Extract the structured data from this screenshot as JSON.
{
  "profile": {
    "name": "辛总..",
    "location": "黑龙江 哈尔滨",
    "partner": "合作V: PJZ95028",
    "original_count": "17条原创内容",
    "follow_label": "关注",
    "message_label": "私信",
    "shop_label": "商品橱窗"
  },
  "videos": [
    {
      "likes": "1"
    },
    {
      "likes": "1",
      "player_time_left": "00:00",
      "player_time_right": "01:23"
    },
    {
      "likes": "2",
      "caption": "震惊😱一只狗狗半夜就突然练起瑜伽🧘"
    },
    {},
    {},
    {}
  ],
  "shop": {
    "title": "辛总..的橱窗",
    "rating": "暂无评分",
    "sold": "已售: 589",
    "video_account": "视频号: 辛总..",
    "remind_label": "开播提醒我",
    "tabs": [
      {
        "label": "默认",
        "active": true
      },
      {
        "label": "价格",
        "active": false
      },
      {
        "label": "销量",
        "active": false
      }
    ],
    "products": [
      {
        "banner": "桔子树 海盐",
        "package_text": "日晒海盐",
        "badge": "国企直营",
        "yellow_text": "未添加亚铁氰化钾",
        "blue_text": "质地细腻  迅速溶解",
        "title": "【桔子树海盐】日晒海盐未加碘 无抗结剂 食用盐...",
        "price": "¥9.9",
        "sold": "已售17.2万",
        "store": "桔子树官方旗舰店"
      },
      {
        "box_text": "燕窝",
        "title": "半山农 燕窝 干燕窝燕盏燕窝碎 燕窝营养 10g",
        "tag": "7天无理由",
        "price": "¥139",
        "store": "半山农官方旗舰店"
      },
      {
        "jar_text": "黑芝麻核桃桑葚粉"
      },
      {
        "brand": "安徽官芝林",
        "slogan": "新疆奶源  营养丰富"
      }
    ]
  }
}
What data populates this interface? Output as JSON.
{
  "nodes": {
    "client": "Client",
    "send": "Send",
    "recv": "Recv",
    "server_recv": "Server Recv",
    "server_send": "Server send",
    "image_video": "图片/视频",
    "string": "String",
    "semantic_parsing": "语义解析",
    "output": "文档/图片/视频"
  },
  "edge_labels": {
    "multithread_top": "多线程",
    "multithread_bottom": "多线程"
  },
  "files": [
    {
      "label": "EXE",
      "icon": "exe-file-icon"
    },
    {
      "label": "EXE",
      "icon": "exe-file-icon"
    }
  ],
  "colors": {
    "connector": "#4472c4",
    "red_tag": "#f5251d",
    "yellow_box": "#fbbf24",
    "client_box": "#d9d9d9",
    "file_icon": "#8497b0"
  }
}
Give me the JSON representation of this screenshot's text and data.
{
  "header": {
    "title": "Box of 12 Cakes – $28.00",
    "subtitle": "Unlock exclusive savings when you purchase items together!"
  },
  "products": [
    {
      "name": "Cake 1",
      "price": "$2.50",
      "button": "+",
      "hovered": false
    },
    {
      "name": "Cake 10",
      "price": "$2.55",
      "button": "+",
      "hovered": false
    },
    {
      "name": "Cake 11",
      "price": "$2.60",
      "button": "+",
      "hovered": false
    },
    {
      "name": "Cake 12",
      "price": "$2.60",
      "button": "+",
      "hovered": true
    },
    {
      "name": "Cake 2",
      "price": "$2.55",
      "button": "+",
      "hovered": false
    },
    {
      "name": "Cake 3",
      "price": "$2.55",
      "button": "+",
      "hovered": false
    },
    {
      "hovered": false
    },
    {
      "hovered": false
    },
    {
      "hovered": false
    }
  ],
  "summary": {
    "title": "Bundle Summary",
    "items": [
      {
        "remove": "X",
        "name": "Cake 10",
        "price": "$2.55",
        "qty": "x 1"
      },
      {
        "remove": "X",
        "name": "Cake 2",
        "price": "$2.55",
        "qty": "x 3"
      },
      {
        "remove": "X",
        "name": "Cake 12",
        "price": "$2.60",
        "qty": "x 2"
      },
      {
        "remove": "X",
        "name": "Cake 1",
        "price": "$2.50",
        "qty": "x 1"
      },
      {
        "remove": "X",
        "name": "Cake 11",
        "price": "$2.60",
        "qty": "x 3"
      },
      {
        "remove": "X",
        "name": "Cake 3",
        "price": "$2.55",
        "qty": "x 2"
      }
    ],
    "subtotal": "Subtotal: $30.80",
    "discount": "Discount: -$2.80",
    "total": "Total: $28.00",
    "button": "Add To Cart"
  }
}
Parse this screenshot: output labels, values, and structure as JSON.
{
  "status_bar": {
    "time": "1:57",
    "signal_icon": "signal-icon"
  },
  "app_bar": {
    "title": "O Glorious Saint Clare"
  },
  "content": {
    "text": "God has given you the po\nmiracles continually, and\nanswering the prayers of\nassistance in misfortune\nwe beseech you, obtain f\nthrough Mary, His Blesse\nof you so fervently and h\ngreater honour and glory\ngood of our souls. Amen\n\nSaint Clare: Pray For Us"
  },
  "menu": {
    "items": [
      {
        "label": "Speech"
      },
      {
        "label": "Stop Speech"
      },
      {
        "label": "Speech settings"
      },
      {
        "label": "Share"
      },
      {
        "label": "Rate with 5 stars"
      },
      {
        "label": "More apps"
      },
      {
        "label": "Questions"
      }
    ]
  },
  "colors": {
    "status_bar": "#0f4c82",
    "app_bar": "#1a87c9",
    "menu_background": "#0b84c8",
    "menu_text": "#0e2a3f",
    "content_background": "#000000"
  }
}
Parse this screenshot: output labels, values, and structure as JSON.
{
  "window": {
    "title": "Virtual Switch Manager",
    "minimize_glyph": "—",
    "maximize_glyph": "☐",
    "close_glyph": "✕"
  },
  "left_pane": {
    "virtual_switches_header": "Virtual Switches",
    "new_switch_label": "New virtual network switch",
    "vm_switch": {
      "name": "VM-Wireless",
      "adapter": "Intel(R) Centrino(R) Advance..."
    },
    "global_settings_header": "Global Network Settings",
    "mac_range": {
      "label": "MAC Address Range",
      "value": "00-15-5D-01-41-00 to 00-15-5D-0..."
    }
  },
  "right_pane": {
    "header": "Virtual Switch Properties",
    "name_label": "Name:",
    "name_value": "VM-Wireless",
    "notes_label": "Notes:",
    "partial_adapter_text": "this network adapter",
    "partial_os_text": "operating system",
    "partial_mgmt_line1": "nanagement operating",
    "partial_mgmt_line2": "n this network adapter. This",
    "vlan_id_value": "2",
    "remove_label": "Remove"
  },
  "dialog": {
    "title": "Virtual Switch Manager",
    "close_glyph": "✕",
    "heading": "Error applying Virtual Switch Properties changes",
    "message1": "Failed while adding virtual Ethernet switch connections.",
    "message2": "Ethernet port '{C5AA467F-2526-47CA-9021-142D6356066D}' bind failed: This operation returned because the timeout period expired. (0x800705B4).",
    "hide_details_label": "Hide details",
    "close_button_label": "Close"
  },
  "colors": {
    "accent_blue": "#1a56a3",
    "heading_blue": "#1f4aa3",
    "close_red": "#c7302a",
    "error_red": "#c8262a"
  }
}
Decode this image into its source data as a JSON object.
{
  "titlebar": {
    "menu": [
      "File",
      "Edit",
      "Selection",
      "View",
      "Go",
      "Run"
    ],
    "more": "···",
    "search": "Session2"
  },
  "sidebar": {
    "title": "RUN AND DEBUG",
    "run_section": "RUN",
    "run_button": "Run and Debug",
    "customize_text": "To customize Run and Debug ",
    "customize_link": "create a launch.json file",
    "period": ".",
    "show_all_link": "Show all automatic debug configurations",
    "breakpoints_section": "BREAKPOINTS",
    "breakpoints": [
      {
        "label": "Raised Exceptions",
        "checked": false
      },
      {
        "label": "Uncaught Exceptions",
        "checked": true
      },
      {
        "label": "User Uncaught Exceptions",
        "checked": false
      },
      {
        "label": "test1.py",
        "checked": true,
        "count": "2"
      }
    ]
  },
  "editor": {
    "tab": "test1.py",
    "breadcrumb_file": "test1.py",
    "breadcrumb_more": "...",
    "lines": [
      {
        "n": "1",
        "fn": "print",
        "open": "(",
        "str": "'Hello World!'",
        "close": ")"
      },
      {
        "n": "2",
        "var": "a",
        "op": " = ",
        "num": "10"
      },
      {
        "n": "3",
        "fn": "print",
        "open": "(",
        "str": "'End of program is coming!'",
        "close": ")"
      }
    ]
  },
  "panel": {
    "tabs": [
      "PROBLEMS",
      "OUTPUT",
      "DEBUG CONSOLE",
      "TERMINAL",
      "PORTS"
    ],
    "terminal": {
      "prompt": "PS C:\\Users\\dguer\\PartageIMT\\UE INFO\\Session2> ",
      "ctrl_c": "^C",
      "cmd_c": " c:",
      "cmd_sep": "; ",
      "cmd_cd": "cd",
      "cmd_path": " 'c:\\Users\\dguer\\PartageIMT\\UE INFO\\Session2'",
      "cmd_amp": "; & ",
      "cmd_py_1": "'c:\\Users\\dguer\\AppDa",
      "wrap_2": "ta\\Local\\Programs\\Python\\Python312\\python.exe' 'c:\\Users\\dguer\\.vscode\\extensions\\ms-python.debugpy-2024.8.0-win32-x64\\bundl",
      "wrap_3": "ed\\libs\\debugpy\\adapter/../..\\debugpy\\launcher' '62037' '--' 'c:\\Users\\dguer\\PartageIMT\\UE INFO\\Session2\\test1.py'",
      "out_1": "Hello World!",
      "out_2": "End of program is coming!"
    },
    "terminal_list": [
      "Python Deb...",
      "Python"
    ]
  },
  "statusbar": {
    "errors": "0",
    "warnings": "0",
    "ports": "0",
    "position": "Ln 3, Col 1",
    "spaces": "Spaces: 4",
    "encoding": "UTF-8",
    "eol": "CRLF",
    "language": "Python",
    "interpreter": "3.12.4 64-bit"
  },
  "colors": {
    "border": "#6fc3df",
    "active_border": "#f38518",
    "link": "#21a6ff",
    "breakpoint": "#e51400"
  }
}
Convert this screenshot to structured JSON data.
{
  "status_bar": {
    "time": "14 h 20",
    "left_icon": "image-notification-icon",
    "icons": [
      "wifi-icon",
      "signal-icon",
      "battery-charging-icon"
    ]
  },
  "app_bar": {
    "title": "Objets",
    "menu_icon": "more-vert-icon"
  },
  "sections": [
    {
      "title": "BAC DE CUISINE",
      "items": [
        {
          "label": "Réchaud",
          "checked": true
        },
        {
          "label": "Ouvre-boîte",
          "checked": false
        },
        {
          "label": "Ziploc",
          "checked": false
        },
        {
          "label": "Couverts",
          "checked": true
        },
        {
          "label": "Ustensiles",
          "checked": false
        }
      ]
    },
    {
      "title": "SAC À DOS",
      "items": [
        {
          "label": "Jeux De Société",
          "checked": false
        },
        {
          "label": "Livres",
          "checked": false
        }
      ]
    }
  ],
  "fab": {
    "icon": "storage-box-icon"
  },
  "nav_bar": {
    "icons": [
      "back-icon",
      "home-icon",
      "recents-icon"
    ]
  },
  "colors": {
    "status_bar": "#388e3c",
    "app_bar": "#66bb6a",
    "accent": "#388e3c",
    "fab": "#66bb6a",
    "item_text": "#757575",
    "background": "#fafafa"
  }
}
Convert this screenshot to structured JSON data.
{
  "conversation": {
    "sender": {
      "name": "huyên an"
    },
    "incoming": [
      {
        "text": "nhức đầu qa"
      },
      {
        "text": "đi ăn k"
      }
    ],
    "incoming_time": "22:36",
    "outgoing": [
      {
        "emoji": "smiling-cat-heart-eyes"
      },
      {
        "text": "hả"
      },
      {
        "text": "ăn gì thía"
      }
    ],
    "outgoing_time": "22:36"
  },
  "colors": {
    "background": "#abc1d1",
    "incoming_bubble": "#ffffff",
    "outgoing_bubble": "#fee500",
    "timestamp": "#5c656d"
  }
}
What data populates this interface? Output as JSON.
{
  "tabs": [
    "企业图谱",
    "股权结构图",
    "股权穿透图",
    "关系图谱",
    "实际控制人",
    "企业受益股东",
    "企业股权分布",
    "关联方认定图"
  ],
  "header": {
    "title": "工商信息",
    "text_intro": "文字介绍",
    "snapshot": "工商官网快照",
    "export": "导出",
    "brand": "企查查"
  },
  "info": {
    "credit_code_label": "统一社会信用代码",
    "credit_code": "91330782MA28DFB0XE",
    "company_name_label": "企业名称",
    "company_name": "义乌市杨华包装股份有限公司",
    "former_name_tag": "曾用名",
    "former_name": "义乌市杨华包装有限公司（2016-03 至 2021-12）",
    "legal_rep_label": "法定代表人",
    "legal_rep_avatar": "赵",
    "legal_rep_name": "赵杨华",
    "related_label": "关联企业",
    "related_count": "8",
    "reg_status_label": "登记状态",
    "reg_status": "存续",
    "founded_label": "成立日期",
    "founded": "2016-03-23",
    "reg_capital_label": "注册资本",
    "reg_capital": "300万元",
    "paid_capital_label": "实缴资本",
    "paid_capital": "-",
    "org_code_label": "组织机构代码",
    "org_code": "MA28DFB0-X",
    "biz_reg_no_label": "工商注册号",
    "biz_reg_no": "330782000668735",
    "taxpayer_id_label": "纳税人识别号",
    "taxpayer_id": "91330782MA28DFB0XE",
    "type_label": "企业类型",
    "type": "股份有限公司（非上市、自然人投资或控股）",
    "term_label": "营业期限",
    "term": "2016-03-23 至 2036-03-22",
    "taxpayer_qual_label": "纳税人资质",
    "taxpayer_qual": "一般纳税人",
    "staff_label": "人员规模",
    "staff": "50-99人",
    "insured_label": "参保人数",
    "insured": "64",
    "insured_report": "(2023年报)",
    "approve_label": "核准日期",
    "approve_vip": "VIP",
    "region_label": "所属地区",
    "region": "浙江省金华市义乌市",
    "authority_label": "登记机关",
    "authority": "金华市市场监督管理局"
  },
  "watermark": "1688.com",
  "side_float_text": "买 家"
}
-*-*-
• YOUR INSTRUCTIONS
Using the material above, gather every line that includes "true".

• SOLUTION FOR THIS PROBLEM
        "active": true
      "hovered": true
        "checked": true
        "checked": true,
          "checked": true
          "checked": true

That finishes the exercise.